───── AVAILABLE RECORDS

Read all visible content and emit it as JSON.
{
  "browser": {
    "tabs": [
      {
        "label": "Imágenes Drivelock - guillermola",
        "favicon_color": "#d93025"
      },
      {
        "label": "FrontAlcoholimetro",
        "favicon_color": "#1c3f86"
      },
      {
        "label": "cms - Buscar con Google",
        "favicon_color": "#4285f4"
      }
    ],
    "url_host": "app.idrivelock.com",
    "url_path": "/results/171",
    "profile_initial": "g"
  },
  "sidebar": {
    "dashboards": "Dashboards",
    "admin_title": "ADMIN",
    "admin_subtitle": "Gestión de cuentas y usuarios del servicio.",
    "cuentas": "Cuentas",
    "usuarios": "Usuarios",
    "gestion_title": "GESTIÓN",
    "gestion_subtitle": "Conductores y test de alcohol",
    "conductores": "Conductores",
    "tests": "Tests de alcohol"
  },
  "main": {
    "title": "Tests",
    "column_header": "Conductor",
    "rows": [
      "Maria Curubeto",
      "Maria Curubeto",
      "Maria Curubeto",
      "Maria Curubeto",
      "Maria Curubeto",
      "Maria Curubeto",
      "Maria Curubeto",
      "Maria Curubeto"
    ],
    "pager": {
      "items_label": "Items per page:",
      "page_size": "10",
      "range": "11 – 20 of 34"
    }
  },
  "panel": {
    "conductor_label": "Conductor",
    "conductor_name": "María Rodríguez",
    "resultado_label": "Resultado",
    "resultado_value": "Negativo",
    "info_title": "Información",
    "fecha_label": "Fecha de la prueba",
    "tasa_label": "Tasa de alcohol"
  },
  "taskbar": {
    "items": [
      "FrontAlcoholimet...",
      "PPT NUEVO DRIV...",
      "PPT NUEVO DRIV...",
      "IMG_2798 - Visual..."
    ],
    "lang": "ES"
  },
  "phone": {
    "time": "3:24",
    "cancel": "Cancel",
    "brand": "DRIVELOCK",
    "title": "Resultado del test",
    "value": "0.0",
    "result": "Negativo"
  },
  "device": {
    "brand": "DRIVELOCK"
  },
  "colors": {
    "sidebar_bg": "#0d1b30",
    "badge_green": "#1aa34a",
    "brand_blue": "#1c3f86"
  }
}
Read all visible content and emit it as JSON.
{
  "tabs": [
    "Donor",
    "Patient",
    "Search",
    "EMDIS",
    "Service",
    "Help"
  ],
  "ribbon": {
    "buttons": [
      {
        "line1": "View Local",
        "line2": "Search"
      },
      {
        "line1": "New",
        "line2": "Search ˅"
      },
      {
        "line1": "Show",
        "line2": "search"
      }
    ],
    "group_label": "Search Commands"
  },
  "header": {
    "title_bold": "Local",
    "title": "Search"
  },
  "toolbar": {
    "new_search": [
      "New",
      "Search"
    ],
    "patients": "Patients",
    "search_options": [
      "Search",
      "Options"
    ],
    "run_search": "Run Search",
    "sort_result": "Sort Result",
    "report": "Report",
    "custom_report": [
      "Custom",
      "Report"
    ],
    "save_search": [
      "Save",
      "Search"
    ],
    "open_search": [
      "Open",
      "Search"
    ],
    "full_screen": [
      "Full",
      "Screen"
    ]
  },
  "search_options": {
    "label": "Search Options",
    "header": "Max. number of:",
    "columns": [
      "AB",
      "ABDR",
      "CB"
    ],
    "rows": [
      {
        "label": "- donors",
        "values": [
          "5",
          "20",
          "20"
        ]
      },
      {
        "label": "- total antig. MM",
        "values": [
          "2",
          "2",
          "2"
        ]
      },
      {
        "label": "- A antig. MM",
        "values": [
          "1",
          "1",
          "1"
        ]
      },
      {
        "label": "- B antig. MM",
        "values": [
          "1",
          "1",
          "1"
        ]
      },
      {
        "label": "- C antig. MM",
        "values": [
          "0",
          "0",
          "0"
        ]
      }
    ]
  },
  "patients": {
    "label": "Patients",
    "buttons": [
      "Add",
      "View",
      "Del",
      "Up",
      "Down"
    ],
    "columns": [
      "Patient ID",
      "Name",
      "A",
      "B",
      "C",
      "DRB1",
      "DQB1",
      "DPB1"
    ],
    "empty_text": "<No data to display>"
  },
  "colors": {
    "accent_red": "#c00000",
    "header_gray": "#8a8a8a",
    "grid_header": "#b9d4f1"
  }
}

──────────

● **WHAT IS NEEDED**:
Verbatim reproduction of the entries is required.

● **WRITTEN RESPONSE**:
Read all visible content and emit it as JSON.
{
  "browser": {
    "tabs": [
      {
        "label": "Imágenes Drivelock - guillermola",
        "favicon_color": "#d93025"
      },
      {
        "label": "FrontAlcoholimetro",
        "favicon_color": "#1c3f86"
      },
      {
        "label": "cms - Buscar con Google",
        "favicon_color": "#4285f4"
      }
    ],
    "url_host": "app.idrivelock.com",
    "url_path": "/results/171",
    "profile_initial": "g"
  },
  "sidebar": {
    "dashboards": "Dashboards",
    "admin_title": "ADMIN",
    "admin_subtitle": "Gestión de cuentas y usuarios del servicio.",
    "cuentas": "Cuentas",
    "usuarios": "Usuarios",
    "gestion_title": "GESTIÓN",
    "gestion_subtitle": "Conductores y test de alcohol",
    "conductores": "Conductores",
    "tests": "Tests de alcohol"
  },
  "main": {
    "title": "Tests",
    "column_header": "Conductor",
    "rows": [
      "Maria Curubeto",
      "Maria Curubeto",
      "Maria Curubeto",
      "Maria Curubeto",
      "Maria Curubeto",
      "Maria Curubeto",
      "Maria Curubeto",
      "Maria Curubeto"
    ],
    "pager": {
      "items_label": "Items per page:",
      "page_size": "10",
      "range": "11 – 20 of 34"
    }
  },
  "panel": {
    "conductor_label": "Conductor",
    "conductor_name": "María Rodríguez",
    "resultado_label": "Resultado",
    "resultado_value": "Negativo",
    "info_title": "Información",
    "fecha_label": "Fecha de la prueba",
    "tasa_label": "Tasa de alcohol"
  },
  "taskbar": {
    "items": [
      "FrontAlcoholimet...",
      "PPT NUEVO DRIV...",
      "PPT NUEVO DRIV...",
      "IMG_2798 - Visual..."
    ],
    "lang": "ES"
  },
  "phone": {
    "time": "3:24",
    "cancel": "Cancel",
    "brand": "DRIVELOCK",
    "title": "Resultado del test",
    "value": "0.0",
    "result": "Negativo"
  },
  "device": {
    "brand": "DRIVELOCK"
  },
  "colors": {
    "sidebar_bg": "#0d1b30",
    "badge_green": "#1aa34a",
    "brand_blue": "#1c3f86"
  }
}
Read all visible content and emit it as JSON.
{
  "tabs": [
    "Donor",
    "Patient",
    "Search",
    "EMDIS",
    "Service",
    "Help"
  ],
  "ribbon": {
    "buttons": [
      {
        "line1": "View Local",
        "line2": "Search"
      },
      {
        "line1": "New",
        "line2": "Search ˅"
      },
      {
        "line1": "Show",
        "line2": "search"
      }
    ],
    "group_label": "Search Commands"
  },
  "header": {
    "title_bold": "Local",
    "title": "Search"
  },
  "toolbar": {
    "new_search": [
      "New",
      "Search"
    ],
    "patients": "Patients",
    "search_options": [
      "Search",
      "Options"
    ],
    "run_search": "Run Search",
    "sort_result": "Sort Result",
    "report": "Report",
    "custom_report": [
      "Custom",
      "Report"
    ],
    "save_search": [
      "Save",
      "Search"
    ],
    "open_search": [
      "Open",
      "Search"
    ],
    "full_screen": [
      "Full",
      "Screen"
    ]
  },
  "search_options": {
    "label": "Search Options",
    "header": "Max. number of:",
    "columns": [
      "AB",
      "ABDR",
      "CB"
    ],
    "rows": [
      {
        "label": "- donors",
        "values": [
          "5",
          "20",
          "20"
        ]
      },
      {
        "label": "- total antig. MM",
        "values": [
          "2",
          "2",
          "2"
        ]
      },
      {
        "label": "- A antig. MM",
        "values": [
          "1",
          "1",
          "1"
        ]
      },
      {
        "label": "- B antig. MM",
        "values": [
          "1",
          "1",
          "1"
        ]
      },
      {
        "label": "- C antig. MM",
        "values": [
          "0",
          "0",
          "0"
        ]
      }
    ]
  },
  "patients": {
    "label": "Patients",
    "buttons": [
      "Add",
      "View",
      "Del",
      "Up",
      "Down"
    ],
    "columns": [
      "Patient ID",
      "Name",
      "A",
      "B",
      "C",
      "DRB1",
      "DQB1",
      "DPB1"
    ],
    "empty_text": "<No data to display>"
  },
  "colors": {
    "accent_red": "#c00000",
    "header_gray": "#8a8a8a",
    "grid_header": "#b9d4f1"
  }
}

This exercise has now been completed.